* **Work to complete**
Which lines in the items below contain the string "INFO"? Report each of them, copied in full.

Box annotation data

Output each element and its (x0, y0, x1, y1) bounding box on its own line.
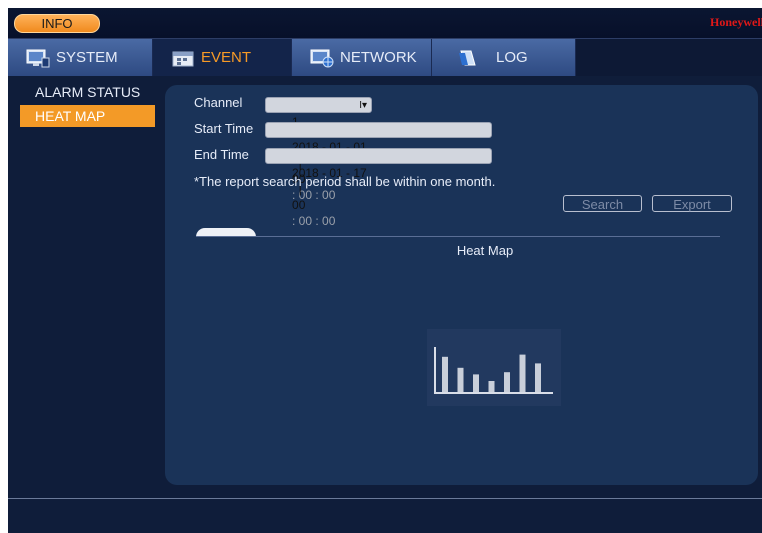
sidebar-item-alarm-status[interactable]: ALARM STATUS (20, 81, 155, 103)
title-bar: INFO Honeywell (8, 8, 762, 39)
chevron-down-icon: I▾ (359, 100, 367, 111)
network-icon (310, 48, 334, 68)
tab-label: NETWORK (340, 49, 417, 66)
monitor-icon (26, 48, 50, 68)
placeholder-bar (535, 363, 541, 392)
channel-select[interactable]: 1 I▾ (265, 97, 372, 129)
search-period-note: *The report search period shall be withi… (194, 174, 496, 189)
placeholder-bar (504, 372, 510, 392)
log-icon (456, 48, 480, 68)
divider (196, 236, 720, 237)
info-button[interactable]: INFO (14, 14, 100, 33)
sidebar-item-heat-map[interactable]: HEAT MAP (20, 105, 155, 127)
placeholder-bar (442, 356, 448, 392)
channel-label: Channel (194, 95, 243, 110)
end-time-field[interactable]: 2018 - 01 - 17 | 00 : 00 : 00 (265, 148, 492, 228)
app-window: INFO Honeywell SYSTEM EVENT NETWORK LOG … (8, 8, 762, 533)
tab-system[interactable]: SYSTEM (8, 39, 153, 76)
placeholder-bar (473, 374, 479, 392)
placeholder-bar (457, 367, 464, 392)
bar-chart-icon (427, 329, 561, 406)
end-time-label: End Time (194, 147, 249, 162)
end-minutes-seconds: : 00 : 00 (292, 214, 336, 228)
placeholder-bar (519, 354, 526, 392)
footer-divider (8, 498, 762, 499)
brand-logo: Honeywell (710, 15, 762, 29)
tab-log[interactable]: LOG (432, 39, 576, 76)
start-time-field[interactable]: 2018 - 01 - 01 | 00 : 00 : 00 (265, 122, 492, 202)
heat-map-title: Heat Map (456, 243, 514, 258)
tab-label: LOG (496, 49, 528, 66)
export-button[interactable]: Export (652, 195, 732, 212)
calendar-icon (171, 48, 195, 68)
end-hour: 00 (292, 198, 306, 212)
tab-event[interactable]: EVENT (153, 39, 292, 76)
placeholder-bar (488, 381, 495, 392)
sidebar: ALARM STATUS HEAT MAP (8, 76, 158, 506)
heat-map-panel: Channel 1 I▾ Start Time 2018 - 01 - 01 |… (165, 85, 758, 485)
main-tab-bar: SYSTEM EVENT NETWORK LOG (8, 39, 762, 76)
search-button[interactable]: Search (563, 195, 642, 212)
tab-network[interactable]: NETWORK (292, 39, 432, 76)
tab-label: SYSTEM (56, 49, 118, 66)
start-time-label: Start Time (194, 121, 254, 136)
tab-label: EVENT (201, 49, 252, 66)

* **Solution**
title-bar: INFO Honeywell (8, 8, 762, 39)
info-button[interactable]: INFO (14, 14, 100, 33)
app-window: INFO Honeywell SYSTEM EVENT NETWORK LOG … (8, 8, 762, 533)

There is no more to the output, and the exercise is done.